- What to do
Go through the material below and copy each line where the word "Upper" appears.

- Material supplied
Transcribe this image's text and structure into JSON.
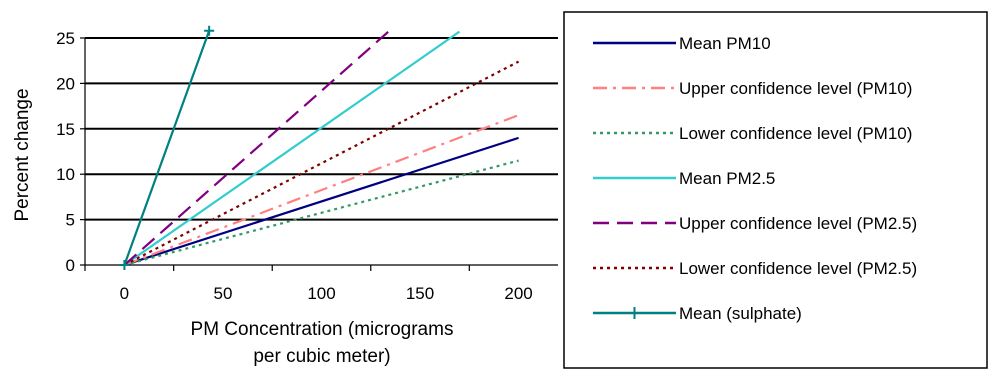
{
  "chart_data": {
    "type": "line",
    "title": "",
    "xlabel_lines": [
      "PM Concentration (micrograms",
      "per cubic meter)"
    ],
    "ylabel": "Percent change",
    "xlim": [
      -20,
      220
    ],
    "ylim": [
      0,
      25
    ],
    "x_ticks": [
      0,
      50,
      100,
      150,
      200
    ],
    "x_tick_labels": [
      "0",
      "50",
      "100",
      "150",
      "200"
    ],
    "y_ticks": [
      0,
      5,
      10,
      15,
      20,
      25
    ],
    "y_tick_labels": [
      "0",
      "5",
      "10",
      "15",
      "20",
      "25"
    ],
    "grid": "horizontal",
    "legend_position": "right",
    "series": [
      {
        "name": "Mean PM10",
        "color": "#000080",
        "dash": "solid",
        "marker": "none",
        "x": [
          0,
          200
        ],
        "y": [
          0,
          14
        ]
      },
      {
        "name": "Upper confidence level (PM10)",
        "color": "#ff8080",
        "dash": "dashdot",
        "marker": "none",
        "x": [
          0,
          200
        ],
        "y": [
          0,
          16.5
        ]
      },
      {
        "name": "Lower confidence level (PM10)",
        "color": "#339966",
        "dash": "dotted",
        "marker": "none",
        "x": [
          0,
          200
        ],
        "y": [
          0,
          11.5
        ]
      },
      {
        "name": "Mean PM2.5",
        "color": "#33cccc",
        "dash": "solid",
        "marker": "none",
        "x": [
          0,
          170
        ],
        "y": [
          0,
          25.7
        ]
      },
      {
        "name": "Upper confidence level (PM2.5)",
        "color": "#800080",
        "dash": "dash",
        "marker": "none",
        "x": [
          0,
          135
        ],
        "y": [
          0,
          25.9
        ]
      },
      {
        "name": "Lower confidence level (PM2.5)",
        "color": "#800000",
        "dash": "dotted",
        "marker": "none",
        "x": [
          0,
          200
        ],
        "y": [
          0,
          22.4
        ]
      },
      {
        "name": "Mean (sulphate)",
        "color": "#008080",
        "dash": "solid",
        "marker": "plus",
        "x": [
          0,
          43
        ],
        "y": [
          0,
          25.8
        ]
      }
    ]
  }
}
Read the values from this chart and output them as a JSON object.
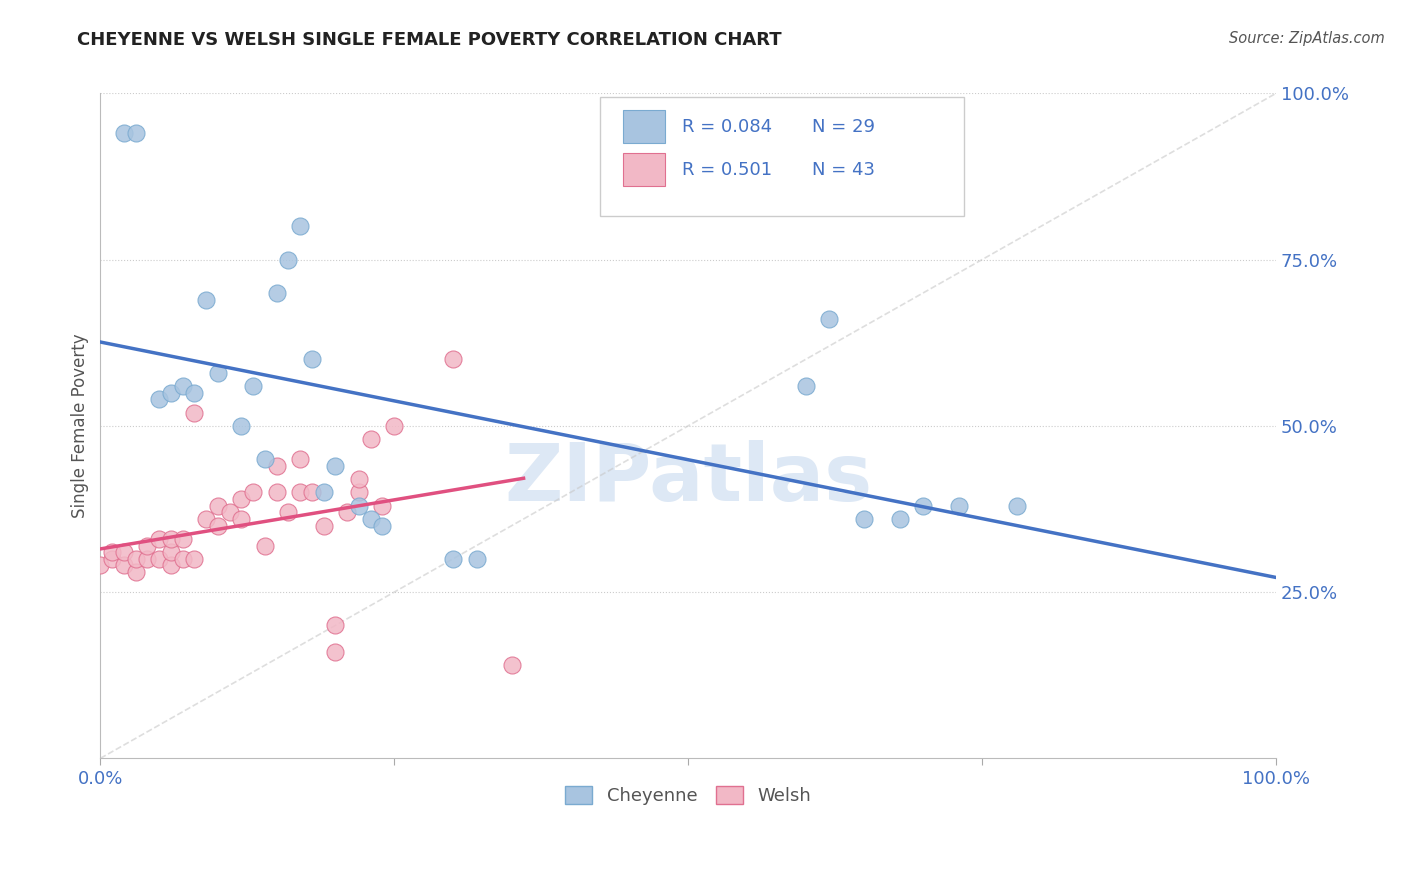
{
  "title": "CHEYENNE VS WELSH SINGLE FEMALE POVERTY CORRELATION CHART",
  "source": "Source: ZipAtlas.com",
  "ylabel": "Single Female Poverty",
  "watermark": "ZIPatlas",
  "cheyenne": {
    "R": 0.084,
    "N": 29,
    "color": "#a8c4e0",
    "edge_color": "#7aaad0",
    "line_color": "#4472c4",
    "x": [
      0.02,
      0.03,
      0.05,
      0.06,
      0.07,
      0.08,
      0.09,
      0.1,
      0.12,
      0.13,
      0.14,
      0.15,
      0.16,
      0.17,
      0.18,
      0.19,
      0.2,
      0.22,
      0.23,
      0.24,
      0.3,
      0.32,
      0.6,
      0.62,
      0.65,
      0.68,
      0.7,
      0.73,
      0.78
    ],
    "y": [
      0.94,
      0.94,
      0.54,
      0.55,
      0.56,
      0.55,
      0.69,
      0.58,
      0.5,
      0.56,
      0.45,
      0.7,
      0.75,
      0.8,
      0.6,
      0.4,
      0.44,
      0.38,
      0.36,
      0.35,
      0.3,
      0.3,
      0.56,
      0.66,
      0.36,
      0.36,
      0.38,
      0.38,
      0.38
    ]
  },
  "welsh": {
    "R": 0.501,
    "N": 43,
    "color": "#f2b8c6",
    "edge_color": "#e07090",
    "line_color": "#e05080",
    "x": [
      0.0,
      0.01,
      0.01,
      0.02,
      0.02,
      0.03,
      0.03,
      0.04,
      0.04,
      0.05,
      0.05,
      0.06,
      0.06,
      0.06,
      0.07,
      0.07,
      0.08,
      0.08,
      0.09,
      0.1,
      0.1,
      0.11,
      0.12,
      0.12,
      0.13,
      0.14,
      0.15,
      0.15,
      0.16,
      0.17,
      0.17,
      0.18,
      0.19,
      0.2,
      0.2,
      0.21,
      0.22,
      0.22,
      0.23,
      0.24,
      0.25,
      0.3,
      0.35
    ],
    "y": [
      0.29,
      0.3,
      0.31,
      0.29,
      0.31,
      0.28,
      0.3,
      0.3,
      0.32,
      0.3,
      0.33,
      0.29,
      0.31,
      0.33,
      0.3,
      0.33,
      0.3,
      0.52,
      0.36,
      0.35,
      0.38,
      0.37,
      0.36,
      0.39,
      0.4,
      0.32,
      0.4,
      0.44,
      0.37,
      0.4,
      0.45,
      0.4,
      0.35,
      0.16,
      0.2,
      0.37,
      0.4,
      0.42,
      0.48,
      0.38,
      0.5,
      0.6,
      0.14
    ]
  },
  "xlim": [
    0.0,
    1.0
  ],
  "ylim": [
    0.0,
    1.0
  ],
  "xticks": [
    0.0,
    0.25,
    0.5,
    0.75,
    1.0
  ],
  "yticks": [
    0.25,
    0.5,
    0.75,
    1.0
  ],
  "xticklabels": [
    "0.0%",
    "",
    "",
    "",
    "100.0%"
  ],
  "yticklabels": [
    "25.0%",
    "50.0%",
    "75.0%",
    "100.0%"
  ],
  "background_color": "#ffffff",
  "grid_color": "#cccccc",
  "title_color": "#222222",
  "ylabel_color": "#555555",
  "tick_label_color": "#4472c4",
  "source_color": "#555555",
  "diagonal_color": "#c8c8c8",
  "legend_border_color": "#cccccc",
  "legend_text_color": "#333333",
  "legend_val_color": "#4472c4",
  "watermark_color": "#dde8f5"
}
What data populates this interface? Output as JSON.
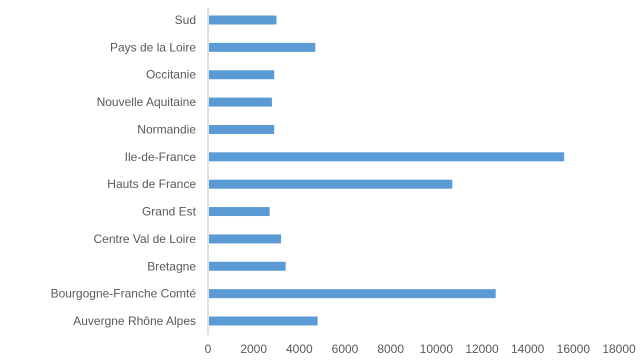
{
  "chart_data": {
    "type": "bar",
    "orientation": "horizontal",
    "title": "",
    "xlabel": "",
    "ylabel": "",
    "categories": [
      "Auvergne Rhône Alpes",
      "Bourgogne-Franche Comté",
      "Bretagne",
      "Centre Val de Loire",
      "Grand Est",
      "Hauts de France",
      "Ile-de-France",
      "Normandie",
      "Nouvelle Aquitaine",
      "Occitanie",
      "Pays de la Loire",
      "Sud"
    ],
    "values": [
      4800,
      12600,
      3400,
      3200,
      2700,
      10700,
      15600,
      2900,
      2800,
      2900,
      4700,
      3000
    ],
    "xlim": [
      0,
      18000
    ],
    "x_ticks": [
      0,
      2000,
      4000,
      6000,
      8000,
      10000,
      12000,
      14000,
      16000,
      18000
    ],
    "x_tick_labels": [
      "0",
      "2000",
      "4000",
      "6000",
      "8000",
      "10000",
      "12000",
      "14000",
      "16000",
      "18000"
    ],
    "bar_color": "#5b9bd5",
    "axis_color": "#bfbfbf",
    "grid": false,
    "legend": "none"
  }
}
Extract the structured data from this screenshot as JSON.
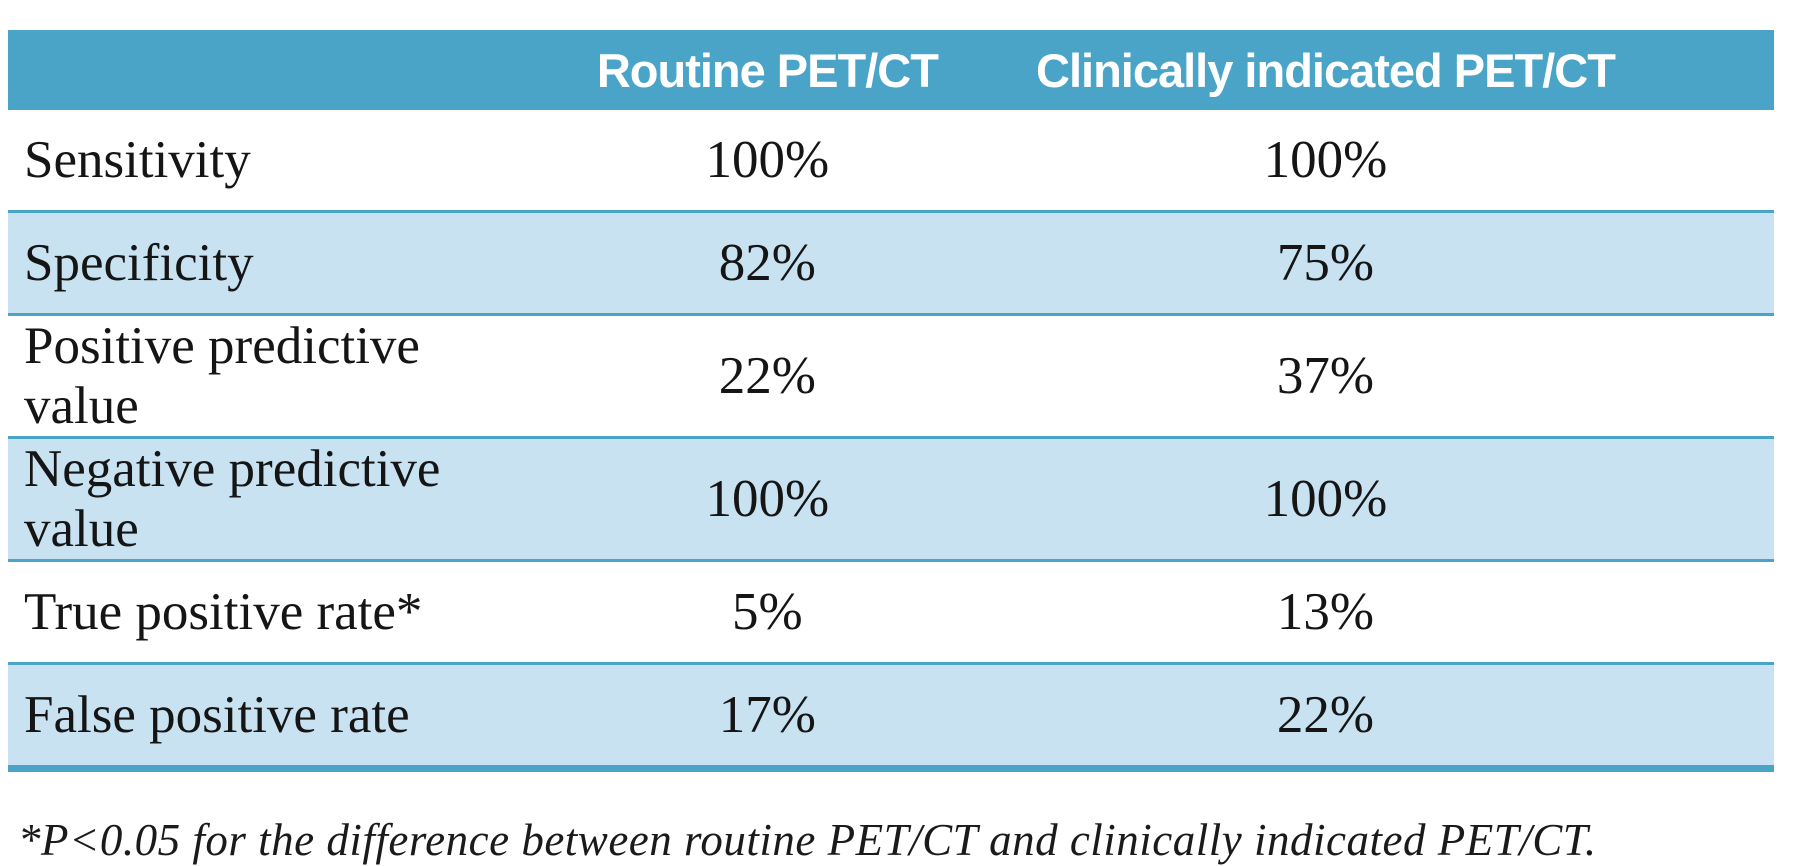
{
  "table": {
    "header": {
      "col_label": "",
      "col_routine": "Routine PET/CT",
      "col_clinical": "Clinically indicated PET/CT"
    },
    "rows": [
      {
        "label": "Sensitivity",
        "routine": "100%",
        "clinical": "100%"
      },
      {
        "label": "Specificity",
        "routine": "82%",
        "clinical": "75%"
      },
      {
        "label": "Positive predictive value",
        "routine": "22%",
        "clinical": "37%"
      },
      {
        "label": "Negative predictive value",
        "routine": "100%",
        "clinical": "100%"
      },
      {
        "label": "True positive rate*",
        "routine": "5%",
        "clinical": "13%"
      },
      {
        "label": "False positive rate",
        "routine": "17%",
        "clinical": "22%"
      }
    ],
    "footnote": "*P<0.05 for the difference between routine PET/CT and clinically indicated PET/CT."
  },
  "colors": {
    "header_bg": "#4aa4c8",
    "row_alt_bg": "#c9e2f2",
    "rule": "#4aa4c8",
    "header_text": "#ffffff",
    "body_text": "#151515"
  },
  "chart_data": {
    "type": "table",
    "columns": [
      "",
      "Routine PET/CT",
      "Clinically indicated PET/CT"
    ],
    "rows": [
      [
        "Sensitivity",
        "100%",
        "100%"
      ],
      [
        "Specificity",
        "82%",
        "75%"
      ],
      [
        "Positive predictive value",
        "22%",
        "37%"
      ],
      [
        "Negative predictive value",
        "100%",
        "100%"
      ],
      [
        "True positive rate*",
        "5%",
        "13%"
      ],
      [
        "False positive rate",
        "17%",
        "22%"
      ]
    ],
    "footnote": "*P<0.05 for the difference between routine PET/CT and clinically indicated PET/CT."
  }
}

- The reply
        "name": "Upper confidence level (PM10)",
        "name": "Upper confidence level (PM2.5)",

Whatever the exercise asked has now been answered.